Given request =>
Reproduce every line in the listing that contains the word "JSON".

Available data =>

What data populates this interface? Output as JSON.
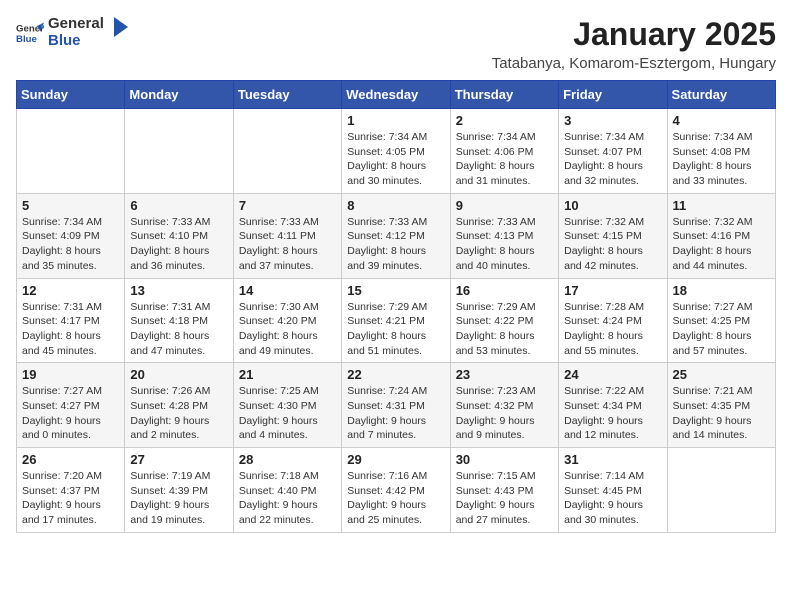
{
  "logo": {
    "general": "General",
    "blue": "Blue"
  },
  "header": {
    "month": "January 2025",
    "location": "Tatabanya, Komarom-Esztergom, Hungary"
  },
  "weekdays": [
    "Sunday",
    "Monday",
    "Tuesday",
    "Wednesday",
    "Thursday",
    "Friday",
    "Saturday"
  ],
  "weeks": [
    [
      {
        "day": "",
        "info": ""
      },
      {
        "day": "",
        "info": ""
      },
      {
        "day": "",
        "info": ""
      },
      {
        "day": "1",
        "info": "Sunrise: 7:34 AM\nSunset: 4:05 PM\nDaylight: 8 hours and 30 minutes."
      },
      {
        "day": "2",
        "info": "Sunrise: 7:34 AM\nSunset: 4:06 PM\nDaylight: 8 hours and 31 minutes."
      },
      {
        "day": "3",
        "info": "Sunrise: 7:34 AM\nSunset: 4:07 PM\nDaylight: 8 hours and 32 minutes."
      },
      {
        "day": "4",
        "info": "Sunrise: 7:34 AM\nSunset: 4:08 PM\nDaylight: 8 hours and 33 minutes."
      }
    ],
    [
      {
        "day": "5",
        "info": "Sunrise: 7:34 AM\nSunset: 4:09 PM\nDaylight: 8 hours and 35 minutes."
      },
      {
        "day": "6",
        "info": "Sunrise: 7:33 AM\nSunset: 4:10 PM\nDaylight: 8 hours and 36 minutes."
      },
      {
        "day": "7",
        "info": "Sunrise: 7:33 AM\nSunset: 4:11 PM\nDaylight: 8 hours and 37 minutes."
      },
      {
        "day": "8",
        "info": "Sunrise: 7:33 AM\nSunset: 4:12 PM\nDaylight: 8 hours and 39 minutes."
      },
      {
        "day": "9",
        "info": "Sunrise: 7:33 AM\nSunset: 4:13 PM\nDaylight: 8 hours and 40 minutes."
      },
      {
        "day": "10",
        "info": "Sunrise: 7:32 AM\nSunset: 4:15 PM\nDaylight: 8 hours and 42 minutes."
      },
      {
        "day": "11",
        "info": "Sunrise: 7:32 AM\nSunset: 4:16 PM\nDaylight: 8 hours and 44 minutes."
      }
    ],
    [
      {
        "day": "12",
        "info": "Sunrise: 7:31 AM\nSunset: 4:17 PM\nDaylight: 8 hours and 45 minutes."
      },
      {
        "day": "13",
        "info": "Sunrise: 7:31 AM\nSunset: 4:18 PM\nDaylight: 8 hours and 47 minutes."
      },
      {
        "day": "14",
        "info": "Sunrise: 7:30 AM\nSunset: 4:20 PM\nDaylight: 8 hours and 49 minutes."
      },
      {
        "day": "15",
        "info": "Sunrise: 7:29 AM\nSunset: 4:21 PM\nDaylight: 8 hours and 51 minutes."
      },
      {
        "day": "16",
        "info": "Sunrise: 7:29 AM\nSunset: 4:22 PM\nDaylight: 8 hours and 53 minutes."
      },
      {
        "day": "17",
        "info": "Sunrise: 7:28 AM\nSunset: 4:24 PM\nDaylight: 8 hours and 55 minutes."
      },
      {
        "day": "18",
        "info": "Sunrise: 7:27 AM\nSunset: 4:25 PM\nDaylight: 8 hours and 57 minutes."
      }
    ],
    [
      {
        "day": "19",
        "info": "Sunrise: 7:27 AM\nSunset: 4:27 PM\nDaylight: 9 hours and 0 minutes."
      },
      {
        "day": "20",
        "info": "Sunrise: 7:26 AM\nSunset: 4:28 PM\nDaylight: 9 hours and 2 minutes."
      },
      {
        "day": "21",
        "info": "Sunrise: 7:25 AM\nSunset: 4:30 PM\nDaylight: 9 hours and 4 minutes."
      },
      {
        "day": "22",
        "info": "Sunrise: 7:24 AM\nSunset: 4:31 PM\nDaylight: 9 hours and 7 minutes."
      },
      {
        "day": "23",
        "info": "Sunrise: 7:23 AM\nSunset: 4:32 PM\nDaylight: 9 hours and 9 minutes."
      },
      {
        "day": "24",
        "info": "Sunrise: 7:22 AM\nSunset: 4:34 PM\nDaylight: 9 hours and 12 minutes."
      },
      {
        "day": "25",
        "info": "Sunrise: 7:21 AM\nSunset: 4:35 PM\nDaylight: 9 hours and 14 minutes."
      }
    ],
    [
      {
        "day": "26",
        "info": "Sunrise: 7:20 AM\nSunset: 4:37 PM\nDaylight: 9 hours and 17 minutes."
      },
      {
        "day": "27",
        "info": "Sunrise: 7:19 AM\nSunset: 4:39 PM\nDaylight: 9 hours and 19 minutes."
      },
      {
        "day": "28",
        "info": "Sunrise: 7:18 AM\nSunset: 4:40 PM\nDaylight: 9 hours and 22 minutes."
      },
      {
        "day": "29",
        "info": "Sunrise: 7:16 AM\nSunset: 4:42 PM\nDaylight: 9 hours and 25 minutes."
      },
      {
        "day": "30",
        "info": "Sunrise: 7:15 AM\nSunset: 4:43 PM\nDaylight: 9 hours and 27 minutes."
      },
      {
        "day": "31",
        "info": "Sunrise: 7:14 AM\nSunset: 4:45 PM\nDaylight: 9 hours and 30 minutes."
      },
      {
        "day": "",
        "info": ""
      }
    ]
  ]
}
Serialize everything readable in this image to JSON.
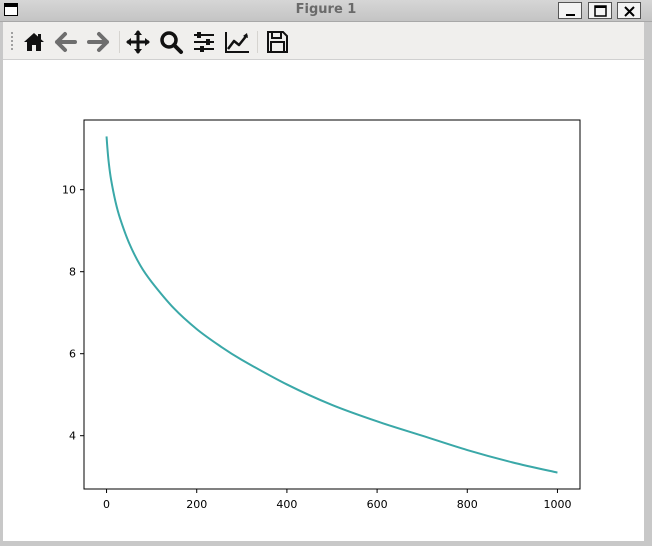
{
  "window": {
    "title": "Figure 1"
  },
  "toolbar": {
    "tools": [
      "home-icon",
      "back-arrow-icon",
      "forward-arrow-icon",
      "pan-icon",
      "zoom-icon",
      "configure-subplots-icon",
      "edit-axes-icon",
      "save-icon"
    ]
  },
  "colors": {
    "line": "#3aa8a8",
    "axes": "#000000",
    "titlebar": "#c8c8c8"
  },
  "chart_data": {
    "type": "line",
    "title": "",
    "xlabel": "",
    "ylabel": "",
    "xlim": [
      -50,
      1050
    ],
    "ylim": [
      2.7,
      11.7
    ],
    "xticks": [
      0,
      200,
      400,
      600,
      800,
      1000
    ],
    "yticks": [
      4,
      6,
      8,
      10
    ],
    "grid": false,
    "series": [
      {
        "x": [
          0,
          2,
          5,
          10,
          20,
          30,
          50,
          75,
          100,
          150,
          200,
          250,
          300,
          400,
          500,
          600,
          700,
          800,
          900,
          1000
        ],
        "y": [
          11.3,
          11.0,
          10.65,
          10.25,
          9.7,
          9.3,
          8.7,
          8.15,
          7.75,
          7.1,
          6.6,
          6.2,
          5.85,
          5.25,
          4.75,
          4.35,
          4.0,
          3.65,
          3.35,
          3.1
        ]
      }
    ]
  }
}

Task solution =>
What data populates this interface? Output as JSON.
Serialize everything readable in this image to JSON.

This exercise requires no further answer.